» **WHAT IS REQUIRED**:
Collect from the data below each line with "screenshot".

» **RECORD SET**:
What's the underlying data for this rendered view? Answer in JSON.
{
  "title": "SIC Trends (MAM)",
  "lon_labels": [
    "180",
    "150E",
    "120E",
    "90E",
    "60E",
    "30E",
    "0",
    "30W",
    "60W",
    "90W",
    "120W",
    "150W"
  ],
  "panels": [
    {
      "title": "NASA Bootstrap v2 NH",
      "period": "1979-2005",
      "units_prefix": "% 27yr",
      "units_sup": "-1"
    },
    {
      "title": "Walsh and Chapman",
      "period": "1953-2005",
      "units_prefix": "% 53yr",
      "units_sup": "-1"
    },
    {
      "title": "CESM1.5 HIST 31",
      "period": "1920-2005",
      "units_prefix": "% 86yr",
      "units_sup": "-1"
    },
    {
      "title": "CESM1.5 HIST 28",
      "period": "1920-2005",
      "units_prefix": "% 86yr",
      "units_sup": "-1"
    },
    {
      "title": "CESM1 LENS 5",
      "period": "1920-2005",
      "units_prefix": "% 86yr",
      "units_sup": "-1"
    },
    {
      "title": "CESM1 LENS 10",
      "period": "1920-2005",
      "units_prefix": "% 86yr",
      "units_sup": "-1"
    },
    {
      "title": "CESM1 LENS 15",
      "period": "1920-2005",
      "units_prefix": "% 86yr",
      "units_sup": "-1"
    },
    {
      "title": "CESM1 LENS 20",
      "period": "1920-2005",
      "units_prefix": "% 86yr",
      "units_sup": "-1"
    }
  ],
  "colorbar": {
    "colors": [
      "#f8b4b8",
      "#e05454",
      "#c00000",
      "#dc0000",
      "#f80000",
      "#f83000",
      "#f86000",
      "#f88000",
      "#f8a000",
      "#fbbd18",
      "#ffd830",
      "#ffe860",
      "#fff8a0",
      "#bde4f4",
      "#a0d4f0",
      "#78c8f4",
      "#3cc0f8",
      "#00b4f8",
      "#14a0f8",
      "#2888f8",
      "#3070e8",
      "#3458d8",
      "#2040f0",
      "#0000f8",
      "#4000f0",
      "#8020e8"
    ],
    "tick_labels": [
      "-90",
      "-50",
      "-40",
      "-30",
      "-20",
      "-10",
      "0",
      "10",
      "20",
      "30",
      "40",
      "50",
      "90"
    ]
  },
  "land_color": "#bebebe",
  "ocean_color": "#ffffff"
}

---

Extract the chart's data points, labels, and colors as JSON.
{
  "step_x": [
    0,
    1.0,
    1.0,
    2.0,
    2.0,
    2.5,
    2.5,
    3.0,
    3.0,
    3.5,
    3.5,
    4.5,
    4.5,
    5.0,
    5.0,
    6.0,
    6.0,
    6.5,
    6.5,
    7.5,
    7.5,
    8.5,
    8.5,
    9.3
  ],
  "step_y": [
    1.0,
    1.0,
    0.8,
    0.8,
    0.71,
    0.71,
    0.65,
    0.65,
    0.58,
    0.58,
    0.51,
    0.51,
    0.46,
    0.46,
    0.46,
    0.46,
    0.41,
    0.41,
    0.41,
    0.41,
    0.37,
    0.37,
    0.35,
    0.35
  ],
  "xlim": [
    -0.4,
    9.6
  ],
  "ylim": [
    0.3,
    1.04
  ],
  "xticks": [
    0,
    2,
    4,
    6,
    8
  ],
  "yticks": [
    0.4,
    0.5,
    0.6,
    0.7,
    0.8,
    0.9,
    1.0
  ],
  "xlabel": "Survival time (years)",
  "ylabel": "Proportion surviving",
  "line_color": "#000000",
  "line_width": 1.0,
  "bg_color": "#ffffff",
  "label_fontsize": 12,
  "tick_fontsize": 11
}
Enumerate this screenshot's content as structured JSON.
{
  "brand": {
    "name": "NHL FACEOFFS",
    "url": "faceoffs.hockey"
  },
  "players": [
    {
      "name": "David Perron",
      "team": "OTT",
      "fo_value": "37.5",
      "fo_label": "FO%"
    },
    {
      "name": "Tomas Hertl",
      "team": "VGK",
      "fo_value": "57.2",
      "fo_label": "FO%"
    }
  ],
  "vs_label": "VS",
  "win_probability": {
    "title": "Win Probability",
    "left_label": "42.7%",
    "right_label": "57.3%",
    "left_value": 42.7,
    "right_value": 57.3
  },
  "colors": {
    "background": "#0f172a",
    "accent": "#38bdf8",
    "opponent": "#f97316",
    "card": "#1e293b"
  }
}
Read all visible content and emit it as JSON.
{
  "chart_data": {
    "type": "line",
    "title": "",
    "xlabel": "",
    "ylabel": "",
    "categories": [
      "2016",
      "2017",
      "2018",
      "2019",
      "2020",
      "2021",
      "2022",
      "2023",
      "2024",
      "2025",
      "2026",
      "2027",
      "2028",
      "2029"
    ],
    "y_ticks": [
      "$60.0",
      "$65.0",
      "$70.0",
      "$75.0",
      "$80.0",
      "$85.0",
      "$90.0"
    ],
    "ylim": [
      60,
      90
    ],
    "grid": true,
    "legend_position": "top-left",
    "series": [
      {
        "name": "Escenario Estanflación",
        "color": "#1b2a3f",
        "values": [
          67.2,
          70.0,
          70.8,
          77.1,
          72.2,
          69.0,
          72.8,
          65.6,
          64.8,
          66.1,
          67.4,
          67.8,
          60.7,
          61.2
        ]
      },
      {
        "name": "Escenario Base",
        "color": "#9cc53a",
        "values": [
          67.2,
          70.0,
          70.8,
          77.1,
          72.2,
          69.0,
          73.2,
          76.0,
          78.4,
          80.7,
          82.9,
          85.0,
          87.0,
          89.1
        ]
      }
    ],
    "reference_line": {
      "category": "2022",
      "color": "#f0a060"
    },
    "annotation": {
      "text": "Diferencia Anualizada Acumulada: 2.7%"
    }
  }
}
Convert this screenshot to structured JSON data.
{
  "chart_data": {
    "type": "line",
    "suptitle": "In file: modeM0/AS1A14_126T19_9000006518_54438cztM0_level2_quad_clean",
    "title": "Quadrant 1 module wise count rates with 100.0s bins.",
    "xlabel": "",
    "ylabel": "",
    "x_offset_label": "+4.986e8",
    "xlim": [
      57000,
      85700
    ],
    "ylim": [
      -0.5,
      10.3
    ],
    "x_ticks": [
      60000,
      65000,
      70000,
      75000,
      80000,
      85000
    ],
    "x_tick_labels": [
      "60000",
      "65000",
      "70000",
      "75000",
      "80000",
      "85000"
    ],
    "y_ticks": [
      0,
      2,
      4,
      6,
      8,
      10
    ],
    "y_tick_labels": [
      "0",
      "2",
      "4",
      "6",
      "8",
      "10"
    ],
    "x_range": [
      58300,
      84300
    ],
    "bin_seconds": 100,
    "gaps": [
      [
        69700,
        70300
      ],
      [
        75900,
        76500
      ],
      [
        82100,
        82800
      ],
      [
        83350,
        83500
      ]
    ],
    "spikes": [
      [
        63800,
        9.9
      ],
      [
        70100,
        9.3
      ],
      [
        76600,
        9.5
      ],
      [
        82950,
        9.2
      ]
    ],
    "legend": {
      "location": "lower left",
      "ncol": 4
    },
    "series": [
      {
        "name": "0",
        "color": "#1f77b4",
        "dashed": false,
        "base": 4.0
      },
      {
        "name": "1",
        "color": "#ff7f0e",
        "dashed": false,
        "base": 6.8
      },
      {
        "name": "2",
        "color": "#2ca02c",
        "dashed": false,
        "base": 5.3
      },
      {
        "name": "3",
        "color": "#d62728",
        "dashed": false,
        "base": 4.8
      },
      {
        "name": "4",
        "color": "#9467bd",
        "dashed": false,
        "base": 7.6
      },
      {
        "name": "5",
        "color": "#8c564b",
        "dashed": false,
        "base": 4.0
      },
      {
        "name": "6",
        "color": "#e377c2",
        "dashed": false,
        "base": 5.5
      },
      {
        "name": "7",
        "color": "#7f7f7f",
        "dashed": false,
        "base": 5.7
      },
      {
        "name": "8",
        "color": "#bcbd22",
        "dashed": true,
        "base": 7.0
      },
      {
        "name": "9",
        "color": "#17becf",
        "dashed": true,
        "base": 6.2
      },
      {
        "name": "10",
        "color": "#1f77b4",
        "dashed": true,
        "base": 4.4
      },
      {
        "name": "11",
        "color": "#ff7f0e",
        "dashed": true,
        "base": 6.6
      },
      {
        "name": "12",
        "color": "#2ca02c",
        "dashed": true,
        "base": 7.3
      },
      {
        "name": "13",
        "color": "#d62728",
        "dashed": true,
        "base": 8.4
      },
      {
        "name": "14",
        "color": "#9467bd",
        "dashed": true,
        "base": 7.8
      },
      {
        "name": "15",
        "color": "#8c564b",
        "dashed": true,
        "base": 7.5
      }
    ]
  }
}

...

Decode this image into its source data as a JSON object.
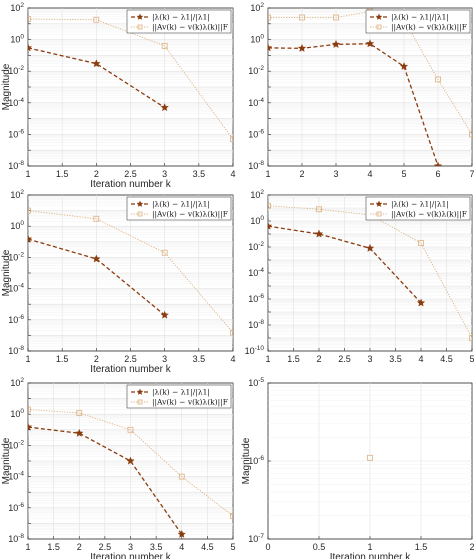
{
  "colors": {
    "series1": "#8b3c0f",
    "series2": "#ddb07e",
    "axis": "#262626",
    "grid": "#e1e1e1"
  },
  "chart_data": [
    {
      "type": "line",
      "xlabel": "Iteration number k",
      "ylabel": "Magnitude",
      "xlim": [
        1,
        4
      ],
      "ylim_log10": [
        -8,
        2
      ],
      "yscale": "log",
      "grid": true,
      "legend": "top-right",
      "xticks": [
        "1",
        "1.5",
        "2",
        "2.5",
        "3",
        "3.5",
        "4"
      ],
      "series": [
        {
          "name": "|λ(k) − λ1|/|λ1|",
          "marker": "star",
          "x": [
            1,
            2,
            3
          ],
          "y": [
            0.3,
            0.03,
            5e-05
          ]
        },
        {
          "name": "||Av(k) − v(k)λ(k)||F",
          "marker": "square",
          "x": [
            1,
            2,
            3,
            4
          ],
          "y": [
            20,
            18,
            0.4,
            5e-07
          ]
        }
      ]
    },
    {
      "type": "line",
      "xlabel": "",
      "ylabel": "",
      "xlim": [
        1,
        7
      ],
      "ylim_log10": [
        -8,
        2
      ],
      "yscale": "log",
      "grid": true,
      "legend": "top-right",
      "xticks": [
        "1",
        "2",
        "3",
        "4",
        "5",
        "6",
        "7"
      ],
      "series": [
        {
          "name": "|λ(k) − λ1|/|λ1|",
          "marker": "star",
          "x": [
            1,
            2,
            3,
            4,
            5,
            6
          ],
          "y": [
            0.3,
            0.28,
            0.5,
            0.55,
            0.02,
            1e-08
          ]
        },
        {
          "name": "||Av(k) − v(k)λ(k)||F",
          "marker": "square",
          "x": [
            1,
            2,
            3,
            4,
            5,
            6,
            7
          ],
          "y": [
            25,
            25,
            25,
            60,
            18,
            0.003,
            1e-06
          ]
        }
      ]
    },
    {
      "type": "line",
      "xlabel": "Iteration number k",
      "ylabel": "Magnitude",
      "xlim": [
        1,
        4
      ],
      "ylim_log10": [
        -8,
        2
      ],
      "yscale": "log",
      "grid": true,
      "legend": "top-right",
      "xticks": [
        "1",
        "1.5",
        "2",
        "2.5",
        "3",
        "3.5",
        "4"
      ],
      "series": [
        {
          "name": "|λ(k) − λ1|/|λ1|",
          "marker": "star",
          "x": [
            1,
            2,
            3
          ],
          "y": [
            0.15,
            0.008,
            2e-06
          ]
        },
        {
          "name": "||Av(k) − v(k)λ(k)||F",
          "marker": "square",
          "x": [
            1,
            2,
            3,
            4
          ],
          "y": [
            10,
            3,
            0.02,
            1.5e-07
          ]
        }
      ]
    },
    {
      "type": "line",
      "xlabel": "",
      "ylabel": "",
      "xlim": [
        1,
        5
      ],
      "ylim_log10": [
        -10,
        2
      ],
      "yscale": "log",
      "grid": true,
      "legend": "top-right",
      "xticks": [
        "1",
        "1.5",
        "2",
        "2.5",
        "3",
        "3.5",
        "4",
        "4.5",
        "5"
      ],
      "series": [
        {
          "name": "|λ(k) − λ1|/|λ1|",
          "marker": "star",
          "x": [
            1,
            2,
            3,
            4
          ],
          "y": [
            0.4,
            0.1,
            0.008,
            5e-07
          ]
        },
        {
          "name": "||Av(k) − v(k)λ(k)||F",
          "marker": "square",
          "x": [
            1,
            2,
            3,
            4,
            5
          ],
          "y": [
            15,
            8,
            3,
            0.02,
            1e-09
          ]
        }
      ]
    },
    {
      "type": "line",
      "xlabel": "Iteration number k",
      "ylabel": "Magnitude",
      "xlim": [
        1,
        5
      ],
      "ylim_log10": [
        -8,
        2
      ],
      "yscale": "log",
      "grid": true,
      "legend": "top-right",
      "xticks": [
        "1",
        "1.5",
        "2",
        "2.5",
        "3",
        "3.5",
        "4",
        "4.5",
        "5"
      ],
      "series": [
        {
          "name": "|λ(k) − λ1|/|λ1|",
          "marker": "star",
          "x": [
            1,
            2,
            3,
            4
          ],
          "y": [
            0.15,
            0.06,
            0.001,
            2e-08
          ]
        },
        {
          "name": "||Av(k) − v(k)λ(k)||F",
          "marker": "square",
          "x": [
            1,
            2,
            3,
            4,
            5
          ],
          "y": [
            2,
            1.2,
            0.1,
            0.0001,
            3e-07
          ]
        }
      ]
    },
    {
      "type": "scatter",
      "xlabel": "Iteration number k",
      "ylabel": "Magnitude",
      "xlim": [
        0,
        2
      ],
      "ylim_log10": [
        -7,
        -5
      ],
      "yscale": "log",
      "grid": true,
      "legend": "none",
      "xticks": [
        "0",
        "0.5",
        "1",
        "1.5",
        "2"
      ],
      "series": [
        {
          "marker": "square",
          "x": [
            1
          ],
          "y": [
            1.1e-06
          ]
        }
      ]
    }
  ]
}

» **WRITTEN RESPONSE**:
Enumerate this screenshot's content as structured JSON.
Convert this screenshot to structured JSON data.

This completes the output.